**INFORMATION SUPPLIED:**
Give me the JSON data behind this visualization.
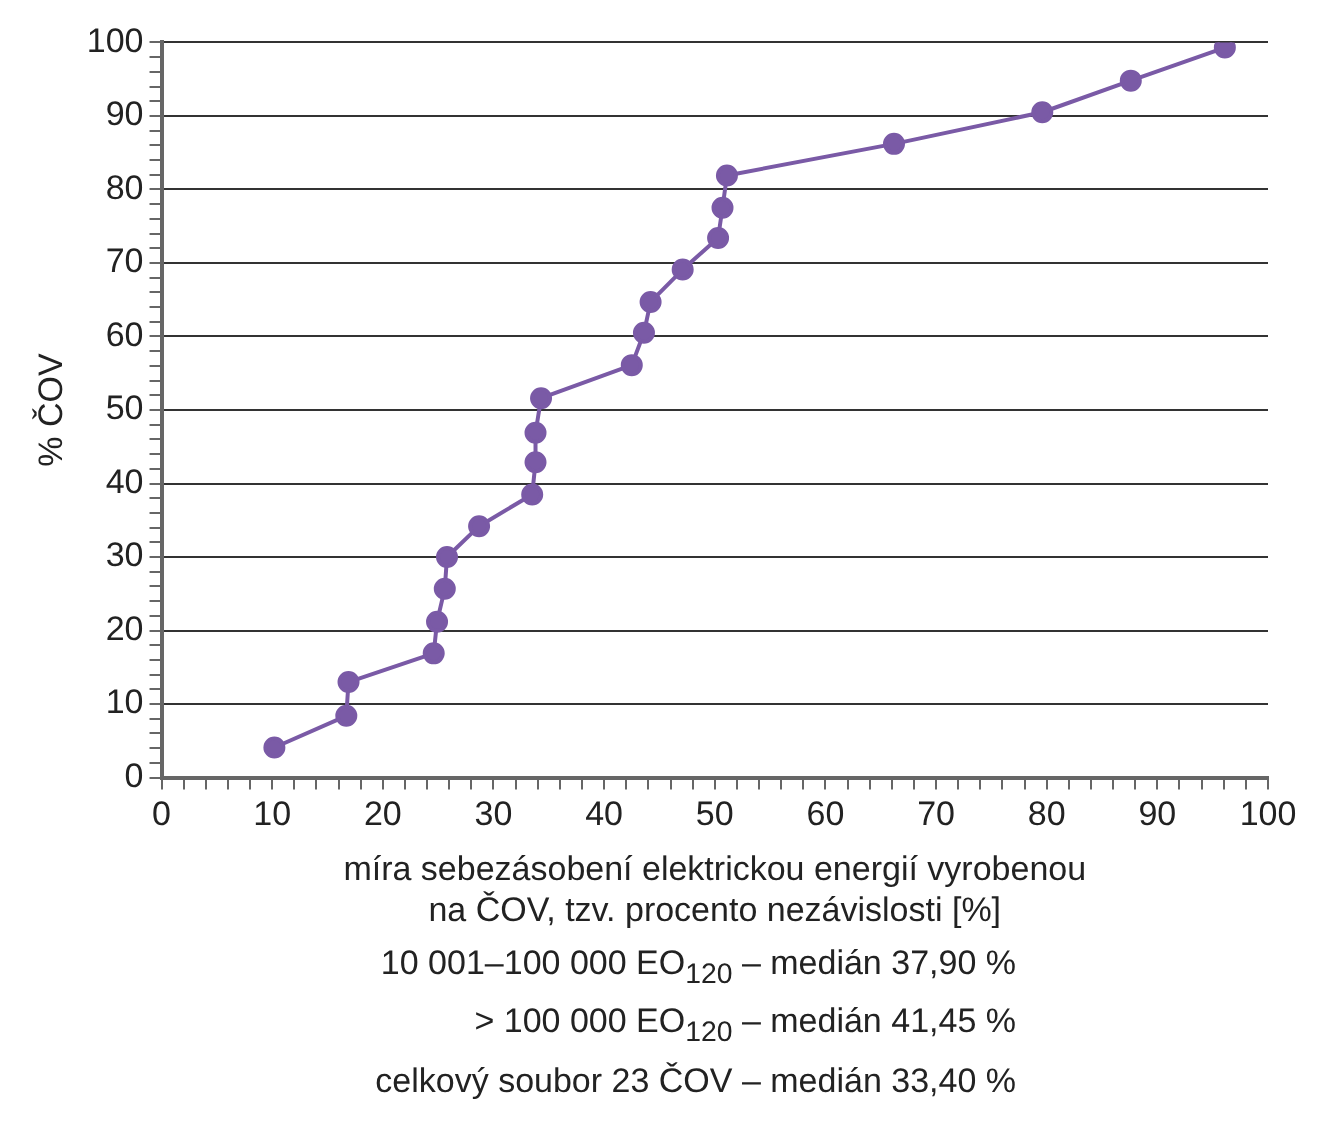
{
  "chart_data": {
    "type": "line",
    "xlabel": "míra sebezásobení elektrickou energií vyrobenou\nna ČOV, tzv. procento nezávislosti [%]",
    "ylabel": "% ČOV",
    "x": [
      10.2,
      16.7,
      16.9,
      24.6,
      24.9,
      25.6,
      25.8,
      28.7,
      33.5,
      33.8,
      33.8,
      34.3,
      42.5,
      43.6,
      44.2,
      47.1,
      50.3,
      50.7,
      51.1,
      66.2,
      79.6,
      87.6,
      96.1
    ],
    "values": [
      4.1,
      8.4,
      13.0,
      16.9,
      21.2,
      25.7,
      30.0,
      34.2,
      38.5,
      42.9,
      46.9,
      51.6,
      56.1,
      60.5,
      64.7,
      69.1,
      73.4,
      77.5,
      81.9,
      86.2,
      90.5,
      94.8,
      99.3
    ],
    "color": "#7a5aa6",
    "marker": "circle",
    "line_style": "solid",
    "xlim": [
      0,
      100
    ],
    "ylim": [
      0,
      100
    ],
    "xticks": [
      0,
      {
        "value": 2,
        "label": null
      },
      {
        "value": 4,
        "label": null
      },
      {
        "value": 6,
        "label": null
      },
      {
        "value": 8,
        "label": null
      },
      10,
      {
        "value": 12,
        "label": null
      },
      {
        "value": 14,
        "label": null
      },
      {
        "value": 16,
        "label": null
      },
      {
        "value": 18,
        "label": null
      },
      20,
      {
        "value": 22,
        "label": null
      },
      {
        "value": 24,
        "label": null
      },
      {
        "value": 26,
        "label": null
      },
      {
        "value": 28,
        "label": null
      },
      30,
      {
        "value": 32,
        "label": null
      },
      {
        "value": 34,
        "label": null
      },
      {
        "value": 36,
        "label": null
      },
      {
        "value": 38,
        "label": null
      },
      40,
      {
        "value": 42,
        "label": null
      },
      {
        "value": 44,
        "label": null
      },
      {
        "value": 46,
        "label": null
      },
      {
        "value": 48,
        "label": null
      },
      50,
      {
        "value": 52,
        "label": null
      },
      {
        "value": 54,
        "label": null
      },
      {
        "value": 56,
        "label": null
      },
      {
        "value": 58,
        "label": null
      },
      60,
      {
        "value": 62,
        "label": null
      },
      {
        "value": 64,
        "label": null
      },
      {
        "value": 66,
        "label": null
      },
      {
        "value": 68,
        "label": null
      },
      70,
      {
        "value": 72,
        "label": null
      },
      {
        "value": 74,
        "label": null
      },
      {
        "value": 76,
        "label": null
      },
      {
        "value": 78,
        "label": null
      },
      80,
      {
        "value": 82,
        "label": null
      },
      {
        "value": 84,
        "label": null
      },
      {
        "value": 86,
        "label": null
      },
      {
        "value": 88,
        "label": null
      },
      90,
      {
        "value": 92,
        "label": null
      },
      {
        "value": 94,
        "label": null
      },
      {
        "value": 96,
        "label": null
      },
      {
        "value": 98,
        "label": null
      },
      100
    ],
    "yticks": [
      0,
      {
        "value": 2,
        "label": null
      },
      {
        "value": 4,
        "label": null
      },
      {
        "value": 6,
        "label": null
      },
      {
        "value": 8,
        "label": null
      },
      10,
      {
        "value": 12,
        "label": null
      },
      {
        "value": 14,
        "label": null
      },
      {
        "value": 16,
        "label": null
      },
      {
        "value": 18,
        "label": null
      },
      20,
      {
        "value": 22,
        "label": null
      },
      {
        "value": 24,
        "label": null
      },
      {
        "value": 26,
        "label": null
      },
      {
        "value": 28,
        "label": null
      },
      30,
      {
        "value": 32,
        "label": null
      },
      {
        "value": 34,
        "label": null
      },
      {
        "value": 36,
        "label": null
      },
      {
        "value": 38,
        "label": null
      },
      40,
      {
        "value": 42,
        "label": null
      },
      {
        "value": 44,
        "label": null
      },
      {
        "value": 46,
        "label": null
      },
      {
        "value": 48,
        "label": null
      },
      50,
      {
        "value": 52,
        "label": null
      },
      {
        "value": 54,
        "label": null
      },
      {
        "value": 56,
        "label": null
      },
      {
        "value": 58,
        "label": null
      },
      60,
      {
        "value": 62,
        "label": null
      },
      {
        "value": 64,
        "label": null
      },
      {
        "value": 66,
        "label": null
      },
      {
        "value": 68,
        "label": null
      },
      70,
      {
        "value": 72,
        "label": null
      },
      {
        "value": 74,
        "label": null
      },
      {
        "value": 76,
        "label": null
      },
      {
        "value": 78,
        "label": null
      },
      80,
      {
        "value": 82,
        "label": null
      },
      {
        "value": 84,
        "label": null
      },
      {
        "value": 86,
        "label": null
      },
      {
        "value": 88,
        "label": null
      },
      90,
      {
        "value": 92,
        "label": null
      },
      {
        "value": 94,
        "label": null
      },
      {
        "value": 96,
        "label": null
      },
      {
        "value": 98,
        "label": null
      },
      100
    ],
    "grid": "y",
    "legend": false,
    "annotations": [
      "10 001–100 000 EO$_{120}$ – medián 37,90 %",
      "> 100 000 EO$_{120}$ – medián 41,45 %",
      "celkový soubor 23 ČOV – medián 33,40 %"
    ]
  }
}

**TASK OBJECTIVE:**
From the entries above, copy out every line where the string "medián" appears.

**FULL RESPONSE:**
      "10 001–100 000 EO$_{120}$ – medián 37,90 %",
      "> 100 000 EO$_{120}$ – medián 41,45 %",
      "celkový soubor 23 ČOV – medián 33,40 %"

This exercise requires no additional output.